→ **Work required**
Please transcribe the records precisely; pictures stay out of your copy.

(Dataset entries on figures)
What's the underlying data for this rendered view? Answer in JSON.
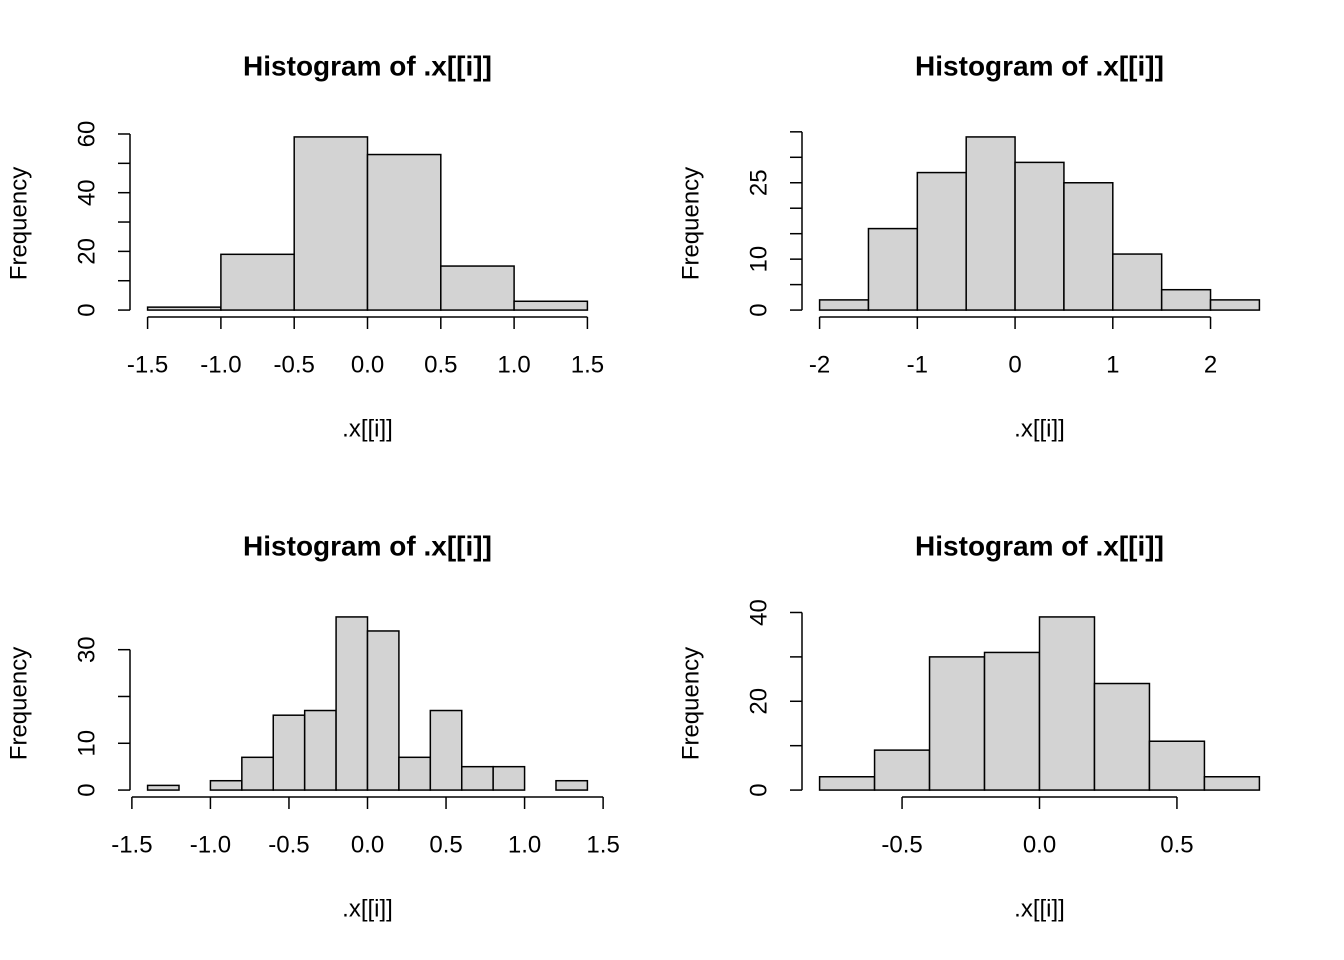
{
  "chart_data": [
    {
      "type": "histogram",
      "title": "Histogram of .x[[i]]",
      "x_label": ".x[[i]]",
      "y_label": "Frequency",
      "color": "#d3d3d3",
      "bins": [
        -1.5,
        -1.0,
        -0.5,
        0.0,
        0.5,
        1.0,
        1.5
      ],
      "values": [
        1,
        19,
        59,
        53,
        15,
        3
      ],
      "xlim": [
        -1.62,
        1.62
      ],
      "xticks": [
        -1.5,
        {
          "value": -1,
          "label": "-1.0"
        },
        -0.5,
        {
          "value": 0,
          "label": "0.0"
        },
        0.5,
        {
          "value": 1,
          "label": "1.0"
        },
        1.5
      ],
      "ylim": [
        -2.36,
        61.36
      ],
      "yticks": [
        0,
        20,
        40,
        60
      ],
      "yminor": [
        10,
        30,
        50
      ]
    },
    {
      "type": "histogram",
      "title": "Histogram of .x[[i]]",
      "x_label": ".x[[i]]",
      "y_label": "Frequency",
      "color": "#d3d3d3",
      "bins": [
        -2.0,
        -1.5,
        -1.0,
        -0.5,
        0.0,
        0.5,
        1.0,
        1.5,
        2.0,
        2.5
      ],
      "values": [
        2,
        16,
        27,
        34,
        29,
        25,
        11,
        4,
        2
      ],
      "xlim": [
        -2.18,
        2.68
      ],
      "xticks": [
        -2,
        -1,
        0,
        1,
        2
      ],
      "ylim": [
        -1.36,
        35.36
      ],
      "yticks": [
        0,
        10,
        25
      ],
      "yminor": [
        5,
        15,
        20,
        30,
        35
      ]
    },
    {
      "type": "histogram",
      "title": "Histogram of .x[[i]]",
      "x_label": ".x[[i]]",
      "y_label": "Frequency",
      "color": "#d3d3d3",
      "bins": [
        -1.4,
        -1.2,
        -1.0,
        -0.8,
        -0.6,
        -0.4,
        -0.2,
        0.0,
        0.2,
        0.4,
        0.6,
        0.8,
        1.0,
        1.2,
        1.4
      ],
      "values": [
        1,
        0,
        2,
        7,
        16,
        17,
        37,
        34,
        7,
        17,
        5,
        5,
        0,
        2
      ],
      "xlim": [
        -1.512,
        1.512
      ],
      "xticks": [
        -1.5,
        {
          "value": -1,
          "label": "-1.0"
        },
        -0.5,
        {
          "value": 0,
          "label": "0.0"
        },
        0.5,
        {
          "value": 1,
          "label": "1.0"
        },
        1.5
      ],
      "ylim": [
        -1.48,
        38.48
      ],
      "yticks": [
        0,
        10,
        30
      ],
      "yminor": [
        20
      ]
    },
    {
      "type": "histogram",
      "title": "Histogram of .x[[i]]",
      "x_label": ".x[[i]]",
      "y_label": "Frequency",
      "color": "#d3d3d3",
      "bins": [
        -0.8,
        -0.6,
        -0.4,
        -0.2,
        0.0,
        0.2,
        0.4,
        0.6,
        0.8
      ],
      "values": [
        3,
        9,
        30,
        31,
        39,
        24,
        11,
        3
      ],
      "xlim": [
        -0.864,
        0.864
      ],
      "xticks": [
        -0.5,
        {
          "value": 0,
          "label": "0.0"
        },
        0.5
      ],
      "ylim": [
        -1.56,
        40.56
      ],
      "yticks": [
        0,
        20,
        40
      ],
      "yminor": [
        10,
        30
      ]
    }
  ]
}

→ **Solution to the problem**
What's the underlying data for this rendered view? Answer in JSON.
{
  "chart_data": [
    {
      "type": "histogram",
      "title": "Histogram of .x[[i]]",
      "x_label": ".x[[i]]",
      "y_label": "Frequency",
      "color": "#d3d3d3",
      "bins": [
        -1.5,
        -1.0,
        -0.5,
        0.0,
        0.5,
        1.0,
        1.5
      ],
      "values": [
        1,
        19,
        59,
        53,
        15,
        3
      ],
      "xlim": [
        -1.62,
        1.62
      ],
      "xticks": [
        -1.5,
        {
          "value": -1,
          "label": "-1.0"
        },
        -0.5,
        {
          "value": 0,
          "label": "0.0"
        },
        0.5,
        {
          "value": 1,
          "label": "1.0"
        },
        1.5
      ],
      "ylim": [
        -2.36,
        61.36
      ],
      "yticks": [
        0,
        20,
        40,
        60
      ],
      "yminor": [
        10,
        30,
        50
      ]
    },
    {
      "type": "histogram",
      "title": "Histogram of .x[[i]]",
      "x_label": ".x[[i]]",
      "y_label": "Frequency",
      "color": "#d3d3d3",
      "bins": [
        -2.0,
        -1.5,
        -1.0,
        -0.5,
        0.0,
        0.5,
        1.0,
        1.5,
        2.0,
        2.5
      ],
      "values": [
        2,
        16,
        27,
        34,
        29,
        25,
        11,
        4,
        2
      ],
      "xlim": [
        -2.18,
        2.68
      ],
      "xticks": [
        -2,
        -1,
        0,
        1,
        2
      ],
      "ylim": [
        -1.36,
        35.36
      ],
      "yticks": [
        0,
        10,
        25
      ],
      "yminor": [
        5,
        15,
        20,
        30,
        35
      ]
    },
    {
      "type": "histogram",
      "title": "Histogram of .x[[i]]",
      "x_label": ".x[[i]]",
      "y_label": "Frequency",
      "color": "#d3d3d3",
      "bins": [
        -1.4,
        -1.2,
        -1.0,
        -0.8,
        -0.6,
        -0.4,
        -0.2,
        0.0,
        0.2,
        0.4,
        0.6,
        0.8,
        1.0,
        1.2,
        1.4
      ],
      "values": [
        1,
        0,
        2,
        7,
        16,
        17,
        37,
        34,
        7,
        17,
        5,
        5,
        0,
        2
      ],
      "xlim": [
        -1.512,
        1.512
      ],
      "xticks": [
        -1.5,
        {
          "value": -1,
          "label": "-1.0"
        },
        -0.5,
        {
          "value": 0,
          "label": "0.0"
        },
        0.5,
        {
          "value": 1,
          "label": "1.0"
        },
        1.5
      ],
      "ylim": [
        -1.48,
        38.48
      ],
      "yticks": [
        0,
        10,
        30
      ],
      "yminor": [
        20
      ]
    },
    {
      "type": "histogram",
      "title": "Histogram of .x[[i]]",
      "x_label": ".x[[i]]",
      "y_label": "Frequency",
      "color": "#d3d3d3",
      "bins": [
        -0.8,
        -0.6,
        -0.4,
        -0.2,
        0.0,
        0.2,
        0.4,
        0.6,
        0.8
      ],
      "values": [
        3,
        9,
        30,
        31,
        39,
        24,
        11,
        3
      ],
      "xlim": [
        -0.864,
        0.864
      ],
      "xticks": [
        -0.5,
        {
          "value": 0,
          "label": "0.0"
        },
        0.5
      ],
      "ylim": [
        -1.56,
        40.56
      ],
      "yticks": [
        0,
        20,
        40
      ],
      "yminor": [
        10,
        30
      ]
    }
  ]
}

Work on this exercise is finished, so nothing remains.